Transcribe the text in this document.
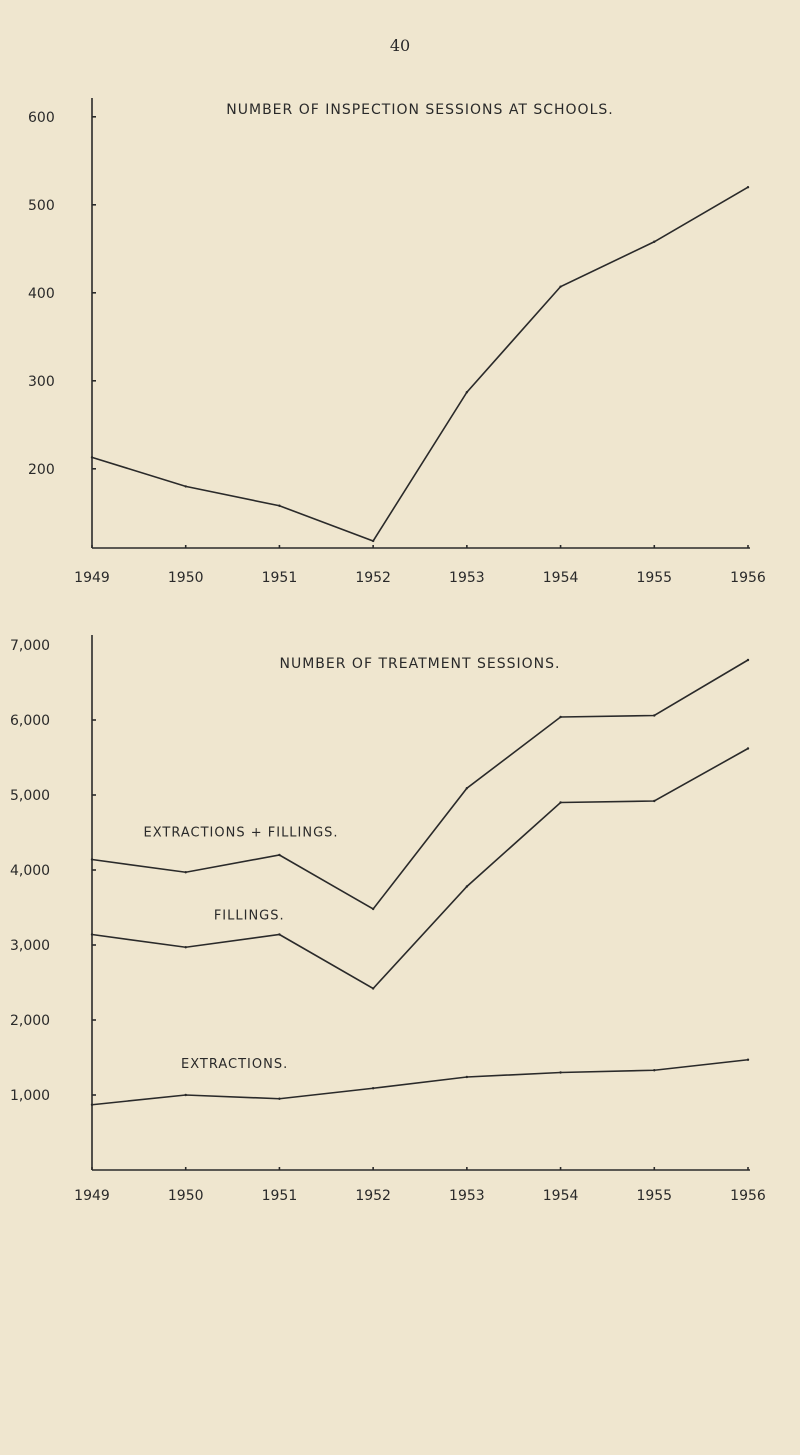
40
200
300
400
500
600
1949	1950	1951	1952	1953	1954	1955	1956
NUMBER OF INSPECTION SESSIONS AT SCHOOLS.
1,000
2,000
3,000
4,000
5,000
6,000
7,000
1949	1950	1951	1952	1953	1954	1955	1956
NUMBER OF TREATMENT SESSIONS.
EXTRACTIONS + FILLINGS.
FILLINGS.
EXTRACTIONS.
◇ ◇ ◇ ◇ ◇ ◇ ◇
Exercise description: Pictures are excluded; copy all other data exactly as shown.

Reply to the task:
Transcribe the text in this document.
40
200
300
400
500
600
1949	1950	1951	1952	1953	1954	1955	1956
NUMBER OF INSPECTION SESSIONS AT SCHOOLS.
1,000
2,000
3,000
4,000
5,000
6,000
7,000
1949	1950	1951	1952	1953	1954	1955	1956
NUMBER OF TREATMENT SESSIONS.
EXTRACTIONS + FILLINGS.
FILLINGS.
EXTRACTIONS.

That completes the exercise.